### SHORT TASK
Filter the records below down to lines containing "Church".

### MATERIAL TO PROCESS
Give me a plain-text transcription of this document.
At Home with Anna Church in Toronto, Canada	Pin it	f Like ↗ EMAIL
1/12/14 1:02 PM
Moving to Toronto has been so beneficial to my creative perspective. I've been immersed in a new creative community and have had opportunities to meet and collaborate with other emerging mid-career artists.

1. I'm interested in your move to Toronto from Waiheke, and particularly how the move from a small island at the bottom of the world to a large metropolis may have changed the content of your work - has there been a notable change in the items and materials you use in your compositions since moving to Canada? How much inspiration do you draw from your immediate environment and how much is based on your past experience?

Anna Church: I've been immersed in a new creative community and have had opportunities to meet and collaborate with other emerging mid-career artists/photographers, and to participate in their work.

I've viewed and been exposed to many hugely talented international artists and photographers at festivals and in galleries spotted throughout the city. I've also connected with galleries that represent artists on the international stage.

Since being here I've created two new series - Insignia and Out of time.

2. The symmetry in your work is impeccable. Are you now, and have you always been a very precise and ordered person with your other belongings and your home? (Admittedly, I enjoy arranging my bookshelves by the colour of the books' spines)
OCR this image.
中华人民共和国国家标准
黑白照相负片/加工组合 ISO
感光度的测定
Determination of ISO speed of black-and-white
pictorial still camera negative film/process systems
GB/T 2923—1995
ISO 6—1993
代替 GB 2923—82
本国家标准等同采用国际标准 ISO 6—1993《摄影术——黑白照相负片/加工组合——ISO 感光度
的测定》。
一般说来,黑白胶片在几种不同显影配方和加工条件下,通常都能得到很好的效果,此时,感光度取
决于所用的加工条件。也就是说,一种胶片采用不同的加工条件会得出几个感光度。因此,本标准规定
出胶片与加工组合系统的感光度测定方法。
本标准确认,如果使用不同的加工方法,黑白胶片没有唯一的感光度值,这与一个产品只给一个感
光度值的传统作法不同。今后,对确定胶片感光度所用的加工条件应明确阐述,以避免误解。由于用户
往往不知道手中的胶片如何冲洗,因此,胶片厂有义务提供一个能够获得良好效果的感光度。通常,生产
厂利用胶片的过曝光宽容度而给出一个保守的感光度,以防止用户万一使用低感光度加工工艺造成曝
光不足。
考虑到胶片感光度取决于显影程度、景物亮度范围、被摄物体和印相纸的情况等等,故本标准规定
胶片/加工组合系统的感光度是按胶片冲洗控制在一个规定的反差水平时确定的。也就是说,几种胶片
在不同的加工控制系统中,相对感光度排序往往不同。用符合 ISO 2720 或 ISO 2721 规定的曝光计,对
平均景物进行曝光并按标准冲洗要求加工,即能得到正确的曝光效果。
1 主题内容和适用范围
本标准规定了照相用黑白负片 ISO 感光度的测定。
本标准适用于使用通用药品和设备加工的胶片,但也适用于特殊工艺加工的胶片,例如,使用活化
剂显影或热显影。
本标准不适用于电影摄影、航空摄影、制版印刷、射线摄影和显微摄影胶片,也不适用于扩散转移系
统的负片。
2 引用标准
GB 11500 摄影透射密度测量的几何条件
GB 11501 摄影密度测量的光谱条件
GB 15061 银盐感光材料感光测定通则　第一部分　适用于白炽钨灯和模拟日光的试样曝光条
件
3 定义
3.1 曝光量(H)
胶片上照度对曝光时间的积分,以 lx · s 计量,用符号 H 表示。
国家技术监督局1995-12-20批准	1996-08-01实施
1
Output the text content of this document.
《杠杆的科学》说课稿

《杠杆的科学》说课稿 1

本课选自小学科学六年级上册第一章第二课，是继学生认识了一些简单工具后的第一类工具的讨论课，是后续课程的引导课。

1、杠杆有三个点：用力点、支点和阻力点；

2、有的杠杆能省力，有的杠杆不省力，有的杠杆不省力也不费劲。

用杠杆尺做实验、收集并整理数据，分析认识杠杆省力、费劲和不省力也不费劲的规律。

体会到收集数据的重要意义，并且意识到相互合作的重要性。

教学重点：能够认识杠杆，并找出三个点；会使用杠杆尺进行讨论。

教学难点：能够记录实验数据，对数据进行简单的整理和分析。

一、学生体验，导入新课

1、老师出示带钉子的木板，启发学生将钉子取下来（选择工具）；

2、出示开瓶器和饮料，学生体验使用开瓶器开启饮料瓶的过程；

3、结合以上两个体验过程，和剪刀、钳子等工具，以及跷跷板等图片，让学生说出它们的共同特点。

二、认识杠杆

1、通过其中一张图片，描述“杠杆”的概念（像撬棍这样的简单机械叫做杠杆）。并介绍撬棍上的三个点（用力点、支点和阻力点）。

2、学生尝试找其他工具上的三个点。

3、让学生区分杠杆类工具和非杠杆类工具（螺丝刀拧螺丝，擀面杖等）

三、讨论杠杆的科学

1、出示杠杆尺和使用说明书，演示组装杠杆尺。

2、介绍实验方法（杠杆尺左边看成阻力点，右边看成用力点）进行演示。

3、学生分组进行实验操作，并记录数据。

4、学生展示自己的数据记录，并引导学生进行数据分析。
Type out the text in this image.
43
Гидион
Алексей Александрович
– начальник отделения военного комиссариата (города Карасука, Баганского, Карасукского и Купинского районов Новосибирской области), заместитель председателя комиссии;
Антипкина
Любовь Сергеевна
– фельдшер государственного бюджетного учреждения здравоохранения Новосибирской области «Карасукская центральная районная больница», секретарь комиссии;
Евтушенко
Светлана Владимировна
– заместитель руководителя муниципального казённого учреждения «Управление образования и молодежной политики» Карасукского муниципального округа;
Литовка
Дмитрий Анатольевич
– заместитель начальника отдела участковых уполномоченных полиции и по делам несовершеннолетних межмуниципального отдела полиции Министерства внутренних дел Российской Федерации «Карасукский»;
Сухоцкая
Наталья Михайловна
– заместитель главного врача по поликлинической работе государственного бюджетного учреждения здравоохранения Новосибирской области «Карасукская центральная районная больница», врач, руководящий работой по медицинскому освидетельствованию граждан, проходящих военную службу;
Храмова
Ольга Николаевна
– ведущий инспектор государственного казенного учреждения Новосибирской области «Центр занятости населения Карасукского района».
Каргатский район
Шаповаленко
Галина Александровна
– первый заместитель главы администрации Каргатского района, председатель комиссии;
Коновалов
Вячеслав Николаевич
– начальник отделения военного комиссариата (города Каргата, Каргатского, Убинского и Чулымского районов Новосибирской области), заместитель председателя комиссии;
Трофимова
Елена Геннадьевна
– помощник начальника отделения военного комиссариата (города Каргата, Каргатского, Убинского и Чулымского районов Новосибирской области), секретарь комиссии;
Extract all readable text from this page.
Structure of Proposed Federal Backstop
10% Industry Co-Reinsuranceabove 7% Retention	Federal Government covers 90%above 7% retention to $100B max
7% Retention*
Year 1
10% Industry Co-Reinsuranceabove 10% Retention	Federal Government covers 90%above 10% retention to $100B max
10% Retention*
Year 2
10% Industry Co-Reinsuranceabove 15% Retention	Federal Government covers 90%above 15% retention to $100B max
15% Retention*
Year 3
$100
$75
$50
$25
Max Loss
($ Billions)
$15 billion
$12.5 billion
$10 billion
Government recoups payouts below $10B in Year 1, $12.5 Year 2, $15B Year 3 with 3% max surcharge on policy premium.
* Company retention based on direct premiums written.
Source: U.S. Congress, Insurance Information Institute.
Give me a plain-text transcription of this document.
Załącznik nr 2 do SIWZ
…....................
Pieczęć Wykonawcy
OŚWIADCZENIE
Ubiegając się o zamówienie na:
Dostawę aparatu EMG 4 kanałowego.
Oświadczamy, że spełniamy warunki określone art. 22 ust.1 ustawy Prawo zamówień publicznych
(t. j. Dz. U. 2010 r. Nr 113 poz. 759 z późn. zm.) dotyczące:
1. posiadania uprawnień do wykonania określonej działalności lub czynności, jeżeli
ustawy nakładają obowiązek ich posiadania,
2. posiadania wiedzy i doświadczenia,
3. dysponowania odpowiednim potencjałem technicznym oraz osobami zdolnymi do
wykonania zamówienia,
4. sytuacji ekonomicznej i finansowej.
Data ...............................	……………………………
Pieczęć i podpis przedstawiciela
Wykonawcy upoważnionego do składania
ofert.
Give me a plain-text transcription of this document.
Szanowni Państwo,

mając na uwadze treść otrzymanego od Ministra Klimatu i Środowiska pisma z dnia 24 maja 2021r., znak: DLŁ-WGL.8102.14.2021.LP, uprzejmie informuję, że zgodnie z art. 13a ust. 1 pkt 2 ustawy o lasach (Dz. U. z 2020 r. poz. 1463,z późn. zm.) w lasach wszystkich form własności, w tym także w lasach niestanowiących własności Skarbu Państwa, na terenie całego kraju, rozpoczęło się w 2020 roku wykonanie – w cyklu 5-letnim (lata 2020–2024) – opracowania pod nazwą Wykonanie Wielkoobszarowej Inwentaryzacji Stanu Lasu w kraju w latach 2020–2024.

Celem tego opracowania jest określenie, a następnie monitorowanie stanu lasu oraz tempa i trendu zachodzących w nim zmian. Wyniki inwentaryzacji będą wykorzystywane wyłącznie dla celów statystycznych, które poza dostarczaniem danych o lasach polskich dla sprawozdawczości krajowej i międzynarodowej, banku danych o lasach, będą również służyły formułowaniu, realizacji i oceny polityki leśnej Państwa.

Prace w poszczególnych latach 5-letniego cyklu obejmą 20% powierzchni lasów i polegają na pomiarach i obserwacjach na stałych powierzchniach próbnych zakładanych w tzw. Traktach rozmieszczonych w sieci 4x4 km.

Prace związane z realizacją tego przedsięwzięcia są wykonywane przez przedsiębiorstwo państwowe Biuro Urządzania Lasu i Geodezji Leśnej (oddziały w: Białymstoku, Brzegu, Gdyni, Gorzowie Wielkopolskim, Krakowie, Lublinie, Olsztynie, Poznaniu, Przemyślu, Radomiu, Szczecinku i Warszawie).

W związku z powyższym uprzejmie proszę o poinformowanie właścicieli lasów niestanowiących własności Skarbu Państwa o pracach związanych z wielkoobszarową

### RESULT
At Home with Anna Church in Toronto, Canada	Pin it	f Like ↗ EMAIL
Anna Church: I've been immersed in a new creative community and have had opportunities to meet and collaborate with other emerging mid-career artists/photographers, and to participate in their work.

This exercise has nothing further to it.